» WHAT YOU HAVE TO DO
Retype the stretch of entries from the start through the line that contains "33, 135, 44]", copying each line without any change.

[Bounding box annotations]
******
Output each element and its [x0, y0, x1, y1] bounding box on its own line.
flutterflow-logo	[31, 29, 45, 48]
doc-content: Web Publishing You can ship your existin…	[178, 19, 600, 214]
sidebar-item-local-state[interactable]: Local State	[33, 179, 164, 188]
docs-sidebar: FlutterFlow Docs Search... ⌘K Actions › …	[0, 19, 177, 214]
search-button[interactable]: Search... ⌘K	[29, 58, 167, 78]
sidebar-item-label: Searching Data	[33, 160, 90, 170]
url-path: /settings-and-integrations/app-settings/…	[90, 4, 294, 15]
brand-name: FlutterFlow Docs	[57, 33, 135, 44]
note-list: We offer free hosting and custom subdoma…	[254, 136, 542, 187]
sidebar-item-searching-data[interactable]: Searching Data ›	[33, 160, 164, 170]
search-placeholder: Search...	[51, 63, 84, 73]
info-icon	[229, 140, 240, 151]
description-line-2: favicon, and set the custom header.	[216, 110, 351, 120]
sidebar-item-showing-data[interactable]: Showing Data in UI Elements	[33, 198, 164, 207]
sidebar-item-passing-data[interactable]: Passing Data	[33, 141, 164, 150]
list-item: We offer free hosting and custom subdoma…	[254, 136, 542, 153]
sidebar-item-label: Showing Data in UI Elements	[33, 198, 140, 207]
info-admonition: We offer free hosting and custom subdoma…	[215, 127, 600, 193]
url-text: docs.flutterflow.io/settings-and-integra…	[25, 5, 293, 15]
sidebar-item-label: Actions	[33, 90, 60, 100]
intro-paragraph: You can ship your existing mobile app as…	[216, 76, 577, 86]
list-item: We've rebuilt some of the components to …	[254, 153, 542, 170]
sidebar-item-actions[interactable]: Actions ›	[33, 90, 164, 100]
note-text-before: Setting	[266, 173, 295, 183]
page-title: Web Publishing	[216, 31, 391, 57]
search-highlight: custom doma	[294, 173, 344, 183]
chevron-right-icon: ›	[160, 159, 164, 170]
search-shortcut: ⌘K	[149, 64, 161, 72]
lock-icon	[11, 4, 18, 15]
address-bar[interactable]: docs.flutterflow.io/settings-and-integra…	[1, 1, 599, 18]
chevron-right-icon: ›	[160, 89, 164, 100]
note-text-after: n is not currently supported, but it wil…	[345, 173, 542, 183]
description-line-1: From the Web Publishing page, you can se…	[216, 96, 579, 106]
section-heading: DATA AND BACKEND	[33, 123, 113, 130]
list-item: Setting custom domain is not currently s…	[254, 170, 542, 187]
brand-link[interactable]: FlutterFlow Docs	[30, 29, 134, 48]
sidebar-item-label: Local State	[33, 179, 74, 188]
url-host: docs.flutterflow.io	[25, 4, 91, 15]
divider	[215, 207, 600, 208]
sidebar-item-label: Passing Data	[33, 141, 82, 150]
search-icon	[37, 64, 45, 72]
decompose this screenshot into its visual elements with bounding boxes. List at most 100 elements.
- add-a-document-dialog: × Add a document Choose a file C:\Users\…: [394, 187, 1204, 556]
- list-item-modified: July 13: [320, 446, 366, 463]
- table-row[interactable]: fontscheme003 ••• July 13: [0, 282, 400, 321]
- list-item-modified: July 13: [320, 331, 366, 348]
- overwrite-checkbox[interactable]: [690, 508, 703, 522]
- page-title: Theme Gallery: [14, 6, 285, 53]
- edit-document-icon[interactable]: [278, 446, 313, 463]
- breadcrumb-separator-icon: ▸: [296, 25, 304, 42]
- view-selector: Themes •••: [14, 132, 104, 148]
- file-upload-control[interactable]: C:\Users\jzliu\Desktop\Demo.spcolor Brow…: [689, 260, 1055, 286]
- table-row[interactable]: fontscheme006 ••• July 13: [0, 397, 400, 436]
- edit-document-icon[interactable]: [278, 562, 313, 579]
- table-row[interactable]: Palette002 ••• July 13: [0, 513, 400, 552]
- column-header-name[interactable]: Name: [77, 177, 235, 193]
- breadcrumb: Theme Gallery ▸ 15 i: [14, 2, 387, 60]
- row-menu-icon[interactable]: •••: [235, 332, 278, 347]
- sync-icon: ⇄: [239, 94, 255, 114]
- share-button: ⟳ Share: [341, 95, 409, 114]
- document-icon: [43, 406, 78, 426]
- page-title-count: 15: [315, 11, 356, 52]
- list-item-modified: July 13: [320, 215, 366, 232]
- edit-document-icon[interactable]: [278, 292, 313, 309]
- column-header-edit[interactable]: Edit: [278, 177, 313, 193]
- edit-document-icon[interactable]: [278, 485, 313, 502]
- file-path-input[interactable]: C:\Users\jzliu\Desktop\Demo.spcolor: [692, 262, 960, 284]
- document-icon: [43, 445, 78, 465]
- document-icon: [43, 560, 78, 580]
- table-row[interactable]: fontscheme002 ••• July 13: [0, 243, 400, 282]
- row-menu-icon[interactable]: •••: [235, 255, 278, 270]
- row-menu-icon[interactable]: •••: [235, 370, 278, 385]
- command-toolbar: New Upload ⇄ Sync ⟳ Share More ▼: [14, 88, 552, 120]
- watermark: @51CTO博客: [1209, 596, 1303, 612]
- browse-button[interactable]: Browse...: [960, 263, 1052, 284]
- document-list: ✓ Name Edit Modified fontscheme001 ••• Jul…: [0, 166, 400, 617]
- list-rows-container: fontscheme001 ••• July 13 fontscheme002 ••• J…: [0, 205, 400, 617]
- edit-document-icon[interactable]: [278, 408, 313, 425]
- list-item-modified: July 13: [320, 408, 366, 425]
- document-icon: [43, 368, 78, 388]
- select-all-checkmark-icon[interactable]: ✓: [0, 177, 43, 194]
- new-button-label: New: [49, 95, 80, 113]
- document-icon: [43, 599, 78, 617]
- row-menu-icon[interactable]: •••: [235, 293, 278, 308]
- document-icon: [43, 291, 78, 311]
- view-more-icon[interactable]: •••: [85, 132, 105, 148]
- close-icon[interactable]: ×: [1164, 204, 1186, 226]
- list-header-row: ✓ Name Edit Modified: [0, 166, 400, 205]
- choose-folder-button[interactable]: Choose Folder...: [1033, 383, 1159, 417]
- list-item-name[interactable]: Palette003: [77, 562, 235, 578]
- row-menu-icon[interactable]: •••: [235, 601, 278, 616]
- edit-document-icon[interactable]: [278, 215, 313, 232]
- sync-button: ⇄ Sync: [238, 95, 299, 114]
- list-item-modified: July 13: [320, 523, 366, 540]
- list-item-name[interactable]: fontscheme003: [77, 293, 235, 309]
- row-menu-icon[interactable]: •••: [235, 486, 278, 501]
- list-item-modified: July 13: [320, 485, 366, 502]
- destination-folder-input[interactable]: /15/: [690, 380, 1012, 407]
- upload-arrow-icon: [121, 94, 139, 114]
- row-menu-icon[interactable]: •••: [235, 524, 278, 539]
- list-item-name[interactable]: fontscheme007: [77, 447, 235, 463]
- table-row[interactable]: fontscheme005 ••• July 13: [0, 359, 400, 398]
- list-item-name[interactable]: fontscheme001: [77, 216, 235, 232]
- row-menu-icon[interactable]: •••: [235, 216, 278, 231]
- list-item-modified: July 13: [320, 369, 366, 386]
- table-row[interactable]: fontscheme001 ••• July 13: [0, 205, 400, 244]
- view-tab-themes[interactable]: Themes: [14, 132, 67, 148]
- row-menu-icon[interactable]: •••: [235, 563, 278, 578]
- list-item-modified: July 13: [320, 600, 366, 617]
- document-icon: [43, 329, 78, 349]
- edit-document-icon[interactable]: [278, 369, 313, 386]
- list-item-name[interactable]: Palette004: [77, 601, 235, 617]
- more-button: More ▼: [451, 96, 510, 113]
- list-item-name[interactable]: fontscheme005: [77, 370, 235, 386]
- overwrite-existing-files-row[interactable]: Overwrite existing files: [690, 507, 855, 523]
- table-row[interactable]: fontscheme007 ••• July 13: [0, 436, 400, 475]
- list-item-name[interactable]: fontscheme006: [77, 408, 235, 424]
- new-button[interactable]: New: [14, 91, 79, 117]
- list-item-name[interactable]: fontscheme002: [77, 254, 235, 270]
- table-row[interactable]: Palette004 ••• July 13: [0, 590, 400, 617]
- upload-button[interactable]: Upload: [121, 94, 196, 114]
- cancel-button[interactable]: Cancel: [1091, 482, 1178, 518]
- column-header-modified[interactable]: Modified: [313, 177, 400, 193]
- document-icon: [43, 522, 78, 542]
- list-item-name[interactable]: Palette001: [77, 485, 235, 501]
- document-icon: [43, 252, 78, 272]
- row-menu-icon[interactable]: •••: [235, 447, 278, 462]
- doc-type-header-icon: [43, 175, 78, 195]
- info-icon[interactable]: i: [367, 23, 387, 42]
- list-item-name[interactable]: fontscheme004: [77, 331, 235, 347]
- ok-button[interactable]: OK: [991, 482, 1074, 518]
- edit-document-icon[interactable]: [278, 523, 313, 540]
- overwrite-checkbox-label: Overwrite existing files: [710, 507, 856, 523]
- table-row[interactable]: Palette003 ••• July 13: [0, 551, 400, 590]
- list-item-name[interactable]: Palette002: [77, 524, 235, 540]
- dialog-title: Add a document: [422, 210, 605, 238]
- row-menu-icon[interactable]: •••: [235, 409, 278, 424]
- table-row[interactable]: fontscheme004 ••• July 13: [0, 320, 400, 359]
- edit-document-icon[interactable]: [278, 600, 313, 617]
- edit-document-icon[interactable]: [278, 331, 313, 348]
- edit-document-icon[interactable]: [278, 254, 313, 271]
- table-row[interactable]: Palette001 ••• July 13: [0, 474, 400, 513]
******
» RESULT FOR THIS TASK
Output each element and its [x0, y0, x1, y1] bounding box on its own line.
flutterflow-logo	[31, 29, 45, 48]
doc-content: Web Publishing You can ship your existin…	[178, 19, 600, 214]
sidebar-item-local-state[interactable]: Local State	[33, 179, 164, 188]
docs-sidebar: FlutterFlow Docs Search... ⌘K Actions › …	[0, 19, 177, 214]
search-button[interactable]: Search... ⌘K	[29, 58, 167, 78]
sidebar-item-label: Searching Data	[33, 160, 90, 170]
url-path: /settings-and-integrations/app-settings/…	[90, 4, 294, 15]
brand-name: FlutterFlow Docs	[57, 33, 135, 44]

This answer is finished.